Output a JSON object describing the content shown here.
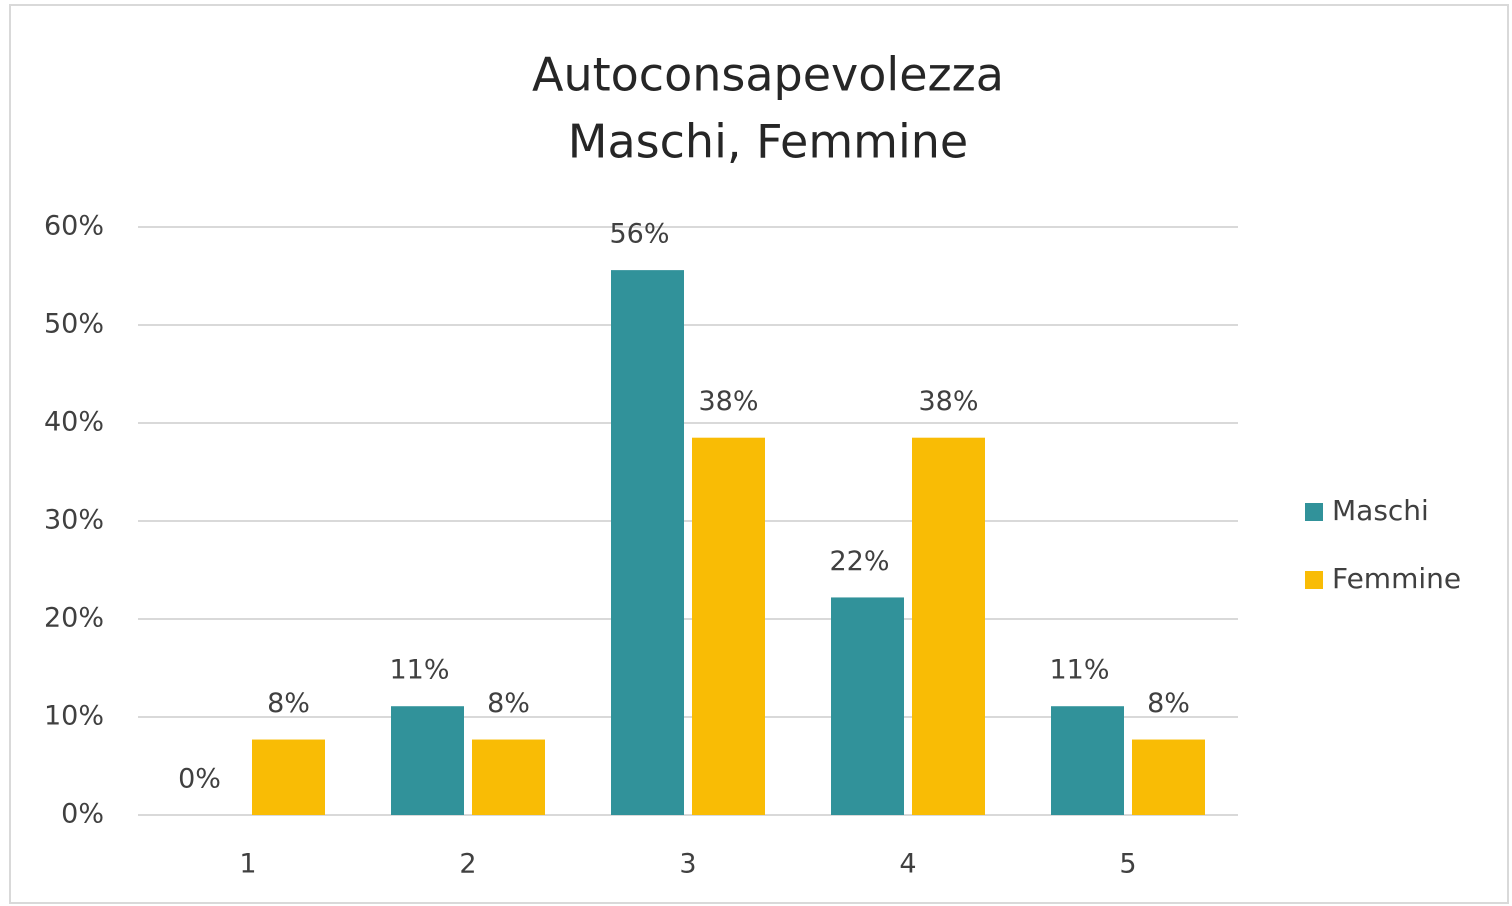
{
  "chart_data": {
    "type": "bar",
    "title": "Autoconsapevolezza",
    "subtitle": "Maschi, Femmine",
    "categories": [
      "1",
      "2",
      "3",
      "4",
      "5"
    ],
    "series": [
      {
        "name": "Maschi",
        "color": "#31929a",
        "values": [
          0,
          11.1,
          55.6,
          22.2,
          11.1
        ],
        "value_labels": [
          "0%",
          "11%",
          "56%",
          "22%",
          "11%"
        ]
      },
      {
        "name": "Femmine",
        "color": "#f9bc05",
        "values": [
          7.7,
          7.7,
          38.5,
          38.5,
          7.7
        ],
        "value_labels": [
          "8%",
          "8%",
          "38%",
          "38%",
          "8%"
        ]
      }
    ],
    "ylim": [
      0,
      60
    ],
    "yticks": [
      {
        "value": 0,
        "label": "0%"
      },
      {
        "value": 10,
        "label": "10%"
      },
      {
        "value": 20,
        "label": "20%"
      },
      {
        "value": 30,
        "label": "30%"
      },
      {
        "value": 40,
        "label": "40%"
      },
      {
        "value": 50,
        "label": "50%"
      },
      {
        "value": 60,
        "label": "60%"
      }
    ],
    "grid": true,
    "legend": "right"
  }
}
══════
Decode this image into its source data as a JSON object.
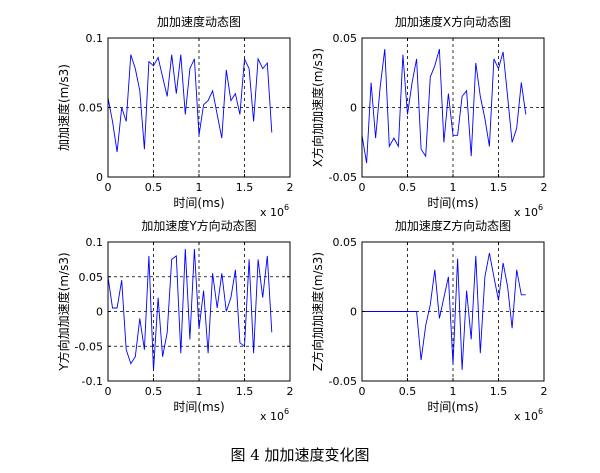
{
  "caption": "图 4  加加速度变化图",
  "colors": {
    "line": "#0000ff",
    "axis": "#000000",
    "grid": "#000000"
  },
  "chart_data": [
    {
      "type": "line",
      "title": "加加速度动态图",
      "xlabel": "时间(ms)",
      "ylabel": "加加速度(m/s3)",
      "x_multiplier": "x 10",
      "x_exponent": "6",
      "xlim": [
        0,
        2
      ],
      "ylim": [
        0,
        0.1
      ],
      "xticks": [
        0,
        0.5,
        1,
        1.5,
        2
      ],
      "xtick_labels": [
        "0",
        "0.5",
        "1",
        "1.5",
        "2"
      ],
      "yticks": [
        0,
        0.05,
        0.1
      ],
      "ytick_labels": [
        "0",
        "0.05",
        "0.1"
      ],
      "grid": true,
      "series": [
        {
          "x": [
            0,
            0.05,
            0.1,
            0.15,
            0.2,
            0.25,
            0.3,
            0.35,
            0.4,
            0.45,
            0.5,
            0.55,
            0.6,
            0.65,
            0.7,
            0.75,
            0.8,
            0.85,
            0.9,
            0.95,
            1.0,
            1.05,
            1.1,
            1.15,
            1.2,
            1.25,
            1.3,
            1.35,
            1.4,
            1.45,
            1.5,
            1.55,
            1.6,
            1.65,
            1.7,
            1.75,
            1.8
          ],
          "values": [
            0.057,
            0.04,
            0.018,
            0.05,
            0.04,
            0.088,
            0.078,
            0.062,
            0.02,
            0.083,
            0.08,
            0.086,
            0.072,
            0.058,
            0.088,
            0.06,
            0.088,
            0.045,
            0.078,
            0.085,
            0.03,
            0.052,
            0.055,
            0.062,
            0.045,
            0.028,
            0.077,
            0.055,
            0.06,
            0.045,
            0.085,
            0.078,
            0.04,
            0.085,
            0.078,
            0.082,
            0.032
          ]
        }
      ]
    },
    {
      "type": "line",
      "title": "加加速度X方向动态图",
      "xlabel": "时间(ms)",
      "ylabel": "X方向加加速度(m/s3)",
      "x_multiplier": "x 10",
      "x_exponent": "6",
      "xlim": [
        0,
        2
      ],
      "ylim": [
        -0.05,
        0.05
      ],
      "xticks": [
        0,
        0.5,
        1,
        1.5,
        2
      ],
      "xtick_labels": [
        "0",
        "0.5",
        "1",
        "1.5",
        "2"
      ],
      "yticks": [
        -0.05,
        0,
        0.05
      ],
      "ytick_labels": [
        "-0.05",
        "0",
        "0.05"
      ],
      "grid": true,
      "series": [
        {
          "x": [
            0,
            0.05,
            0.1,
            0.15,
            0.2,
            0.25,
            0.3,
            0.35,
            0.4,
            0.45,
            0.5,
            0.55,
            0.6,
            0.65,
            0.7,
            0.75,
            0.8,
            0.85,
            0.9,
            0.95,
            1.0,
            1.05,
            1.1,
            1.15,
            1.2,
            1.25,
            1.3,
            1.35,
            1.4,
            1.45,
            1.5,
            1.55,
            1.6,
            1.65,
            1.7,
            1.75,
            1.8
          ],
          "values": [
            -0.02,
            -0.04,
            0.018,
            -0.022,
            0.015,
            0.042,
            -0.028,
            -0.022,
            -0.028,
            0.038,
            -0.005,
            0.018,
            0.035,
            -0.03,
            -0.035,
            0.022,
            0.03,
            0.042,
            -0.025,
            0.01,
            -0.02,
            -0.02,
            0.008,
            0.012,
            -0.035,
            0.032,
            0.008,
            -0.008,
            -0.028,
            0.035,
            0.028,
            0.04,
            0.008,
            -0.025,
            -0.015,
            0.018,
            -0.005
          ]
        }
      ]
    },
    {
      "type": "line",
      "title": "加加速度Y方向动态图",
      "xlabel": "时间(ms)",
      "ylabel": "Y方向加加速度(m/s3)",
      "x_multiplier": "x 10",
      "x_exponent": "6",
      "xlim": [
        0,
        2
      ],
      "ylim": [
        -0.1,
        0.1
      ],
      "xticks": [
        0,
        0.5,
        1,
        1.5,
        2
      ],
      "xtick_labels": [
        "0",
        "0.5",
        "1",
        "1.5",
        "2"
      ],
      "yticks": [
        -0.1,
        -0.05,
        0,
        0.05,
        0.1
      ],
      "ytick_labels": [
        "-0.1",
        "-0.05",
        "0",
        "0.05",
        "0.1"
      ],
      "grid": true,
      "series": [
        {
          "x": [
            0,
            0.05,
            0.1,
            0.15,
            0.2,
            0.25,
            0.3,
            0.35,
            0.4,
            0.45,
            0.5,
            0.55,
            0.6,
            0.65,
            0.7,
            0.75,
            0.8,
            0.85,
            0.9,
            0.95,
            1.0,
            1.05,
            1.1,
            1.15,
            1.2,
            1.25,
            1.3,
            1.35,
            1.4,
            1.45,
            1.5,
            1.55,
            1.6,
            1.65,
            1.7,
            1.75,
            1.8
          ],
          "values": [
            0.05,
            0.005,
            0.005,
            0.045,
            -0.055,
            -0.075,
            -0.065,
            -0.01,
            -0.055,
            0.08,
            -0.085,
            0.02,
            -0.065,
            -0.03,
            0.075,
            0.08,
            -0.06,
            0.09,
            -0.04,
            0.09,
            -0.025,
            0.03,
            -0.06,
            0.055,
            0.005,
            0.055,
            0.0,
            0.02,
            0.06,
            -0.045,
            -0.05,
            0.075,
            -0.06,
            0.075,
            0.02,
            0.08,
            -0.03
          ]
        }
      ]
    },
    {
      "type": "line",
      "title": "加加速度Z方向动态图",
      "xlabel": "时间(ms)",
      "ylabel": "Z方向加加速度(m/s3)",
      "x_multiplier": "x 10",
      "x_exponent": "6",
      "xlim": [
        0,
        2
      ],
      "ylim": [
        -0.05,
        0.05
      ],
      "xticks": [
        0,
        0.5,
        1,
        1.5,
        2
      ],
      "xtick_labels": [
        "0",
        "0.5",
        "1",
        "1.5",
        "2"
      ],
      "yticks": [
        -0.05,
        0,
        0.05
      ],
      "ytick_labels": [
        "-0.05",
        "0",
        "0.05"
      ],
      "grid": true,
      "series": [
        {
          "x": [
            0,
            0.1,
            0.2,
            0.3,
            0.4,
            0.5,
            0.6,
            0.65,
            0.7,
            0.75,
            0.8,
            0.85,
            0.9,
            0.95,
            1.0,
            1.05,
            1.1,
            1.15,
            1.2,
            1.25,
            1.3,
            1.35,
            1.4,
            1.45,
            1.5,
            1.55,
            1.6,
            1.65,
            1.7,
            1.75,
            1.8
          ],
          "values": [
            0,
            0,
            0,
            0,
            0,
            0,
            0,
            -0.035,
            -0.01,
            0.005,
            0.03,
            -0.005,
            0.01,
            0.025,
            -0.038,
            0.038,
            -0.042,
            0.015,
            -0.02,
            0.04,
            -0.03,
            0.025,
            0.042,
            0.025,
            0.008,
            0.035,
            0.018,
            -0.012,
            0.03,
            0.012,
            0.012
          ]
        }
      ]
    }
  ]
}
══════
## Stated goal
Take every line from the data that contains the word "object".

## Complete answer
Output a JSON object describing the content shown here.
Decode this image into its source data as a JSON object.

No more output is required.